**Provided data:**
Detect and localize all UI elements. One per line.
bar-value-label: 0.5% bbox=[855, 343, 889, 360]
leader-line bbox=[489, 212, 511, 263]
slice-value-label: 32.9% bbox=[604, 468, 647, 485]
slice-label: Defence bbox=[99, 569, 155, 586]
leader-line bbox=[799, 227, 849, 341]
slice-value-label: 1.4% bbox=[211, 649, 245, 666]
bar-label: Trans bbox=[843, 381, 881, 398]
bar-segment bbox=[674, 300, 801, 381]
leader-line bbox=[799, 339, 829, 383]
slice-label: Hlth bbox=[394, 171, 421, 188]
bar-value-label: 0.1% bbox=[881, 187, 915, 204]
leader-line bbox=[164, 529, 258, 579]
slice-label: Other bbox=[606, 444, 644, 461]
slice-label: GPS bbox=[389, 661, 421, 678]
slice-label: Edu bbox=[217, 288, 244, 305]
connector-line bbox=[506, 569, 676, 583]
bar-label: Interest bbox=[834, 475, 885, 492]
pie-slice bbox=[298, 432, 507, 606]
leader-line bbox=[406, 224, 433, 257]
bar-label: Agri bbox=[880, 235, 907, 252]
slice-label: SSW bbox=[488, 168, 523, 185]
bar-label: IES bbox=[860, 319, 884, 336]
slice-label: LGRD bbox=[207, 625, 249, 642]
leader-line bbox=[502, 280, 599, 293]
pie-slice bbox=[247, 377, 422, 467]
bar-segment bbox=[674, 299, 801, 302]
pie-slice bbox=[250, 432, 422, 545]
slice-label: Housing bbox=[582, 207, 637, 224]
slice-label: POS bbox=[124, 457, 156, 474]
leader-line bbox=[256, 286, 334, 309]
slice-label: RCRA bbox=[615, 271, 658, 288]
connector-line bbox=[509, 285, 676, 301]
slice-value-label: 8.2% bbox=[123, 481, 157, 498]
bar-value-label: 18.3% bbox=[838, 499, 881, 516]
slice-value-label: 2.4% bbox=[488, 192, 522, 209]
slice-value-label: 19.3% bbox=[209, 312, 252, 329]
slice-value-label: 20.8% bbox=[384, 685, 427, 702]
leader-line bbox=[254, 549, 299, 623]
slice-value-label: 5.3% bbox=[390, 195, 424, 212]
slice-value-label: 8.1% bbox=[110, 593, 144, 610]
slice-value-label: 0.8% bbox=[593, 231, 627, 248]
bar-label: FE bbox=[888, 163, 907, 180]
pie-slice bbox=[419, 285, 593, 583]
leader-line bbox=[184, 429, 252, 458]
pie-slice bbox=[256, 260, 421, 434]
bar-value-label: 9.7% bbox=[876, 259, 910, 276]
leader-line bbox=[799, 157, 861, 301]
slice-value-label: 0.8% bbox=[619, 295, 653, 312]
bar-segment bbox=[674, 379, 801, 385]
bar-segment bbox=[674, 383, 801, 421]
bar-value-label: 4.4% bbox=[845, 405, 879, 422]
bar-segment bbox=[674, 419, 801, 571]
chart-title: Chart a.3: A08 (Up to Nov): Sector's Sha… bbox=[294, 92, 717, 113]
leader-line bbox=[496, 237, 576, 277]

**Written problem:** Retype the data above line for line, keeping every character unchanged.

**The answer:**
Detect and localize all UI elements. One per line.
bar-value-label: 0.5% bbox=[855, 343, 889, 360]
leader-line bbox=[489, 212, 511, 263]
slice-value-label: 32.9% bbox=[604, 468, 647, 485]
slice-label: Defence bbox=[99, 569, 155, 586]
leader-line bbox=[799, 227, 849, 341]
slice-value-label: 1.4% bbox=[211, 649, 245, 666]
bar-label: Trans bbox=[843, 381, 881, 398]
bar-segment bbox=[674, 300, 801, 381]
leader-line bbox=[799, 339, 829, 383]
slice-label: Hlth bbox=[394, 171, 421, 188]
bar-value-label: 0.1% bbox=[881, 187, 915, 204]
leader-line bbox=[164, 529, 258, 579]
slice-label: Other bbox=[606, 444, 644, 461]
slice-label: GPS bbox=[389, 661, 421, 678]
slice-label: Edu bbox=[217, 288, 244, 305]
connector-line bbox=[506, 569, 676, 583]
bar-label: Interest bbox=[834, 475, 885, 492]
pie-slice bbox=[298, 432, 507, 606]
leader-line bbox=[406, 224, 433, 257]
bar-label: Agri bbox=[880, 235, 907, 252]
slice-label: SSW bbox=[488, 168, 523, 185]
bar-label: IES bbox=[860, 319, 884, 336]
slice-label: LGRD bbox=[207, 625, 249, 642]
leader-line bbox=[502, 280, 599, 293]
pie-slice bbox=[247, 377, 422, 467]
bar-segment bbox=[674, 299, 801, 302]
pie-slice bbox=[250, 432, 422, 545]
slice-label: Housing bbox=[582, 207, 637, 224]
slice-label: POS bbox=[124, 457, 156, 474]
leader-line bbox=[256, 286, 334, 309]
slice-label: RCRA bbox=[615, 271, 658, 288]
connector-line bbox=[509, 285, 676, 301]
slice-value-label: 8.2% bbox=[123, 481, 157, 498]
bar-value-label: 18.3% bbox=[838, 499, 881, 516]
slice-value-label: 2.4% bbox=[488, 192, 522, 209]
slice-value-label: 19.3% bbox=[209, 312, 252, 329]
slice-value-label: 20.8% bbox=[384, 685, 427, 702]
leader-line bbox=[254, 549, 299, 623]
slice-value-label: 5.3% bbox=[390, 195, 424, 212]
slice-value-label: 8.1% bbox=[110, 593, 144, 610]
slice-value-label: 0.8% bbox=[593, 231, 627, 248]
bar-label: FE bbox=[888, 163, 907, 180]
pie-slice bbox=[419, 285, 593, 583]
leader-line bbox=[184, 429, 252, 458]
pie-slice bbox=[256, 260, 421, 434]
bar-value-label: 9.7% bbox=[876, 259, 910, 276]
leader-line bbox=[799, 157, 861, 301]
slice-value-label: 0.8% bbox=[619, 295, 653, 312]
bar-segment bbox=[674, 379, 801, 385]
bar-segment bbox=[674, 383, 801, 421]
bar-value-label: 4.4% bbox=[845, 405, 879, 422]
bar-segment bbox=[674, 419, 801, 571]
chart-title: Chart a.3: A08 (Up to Nov): Sector's Sha… bbox=[294, 92, 717, 113]
leader-line bbox=[496, 237, 576, 277]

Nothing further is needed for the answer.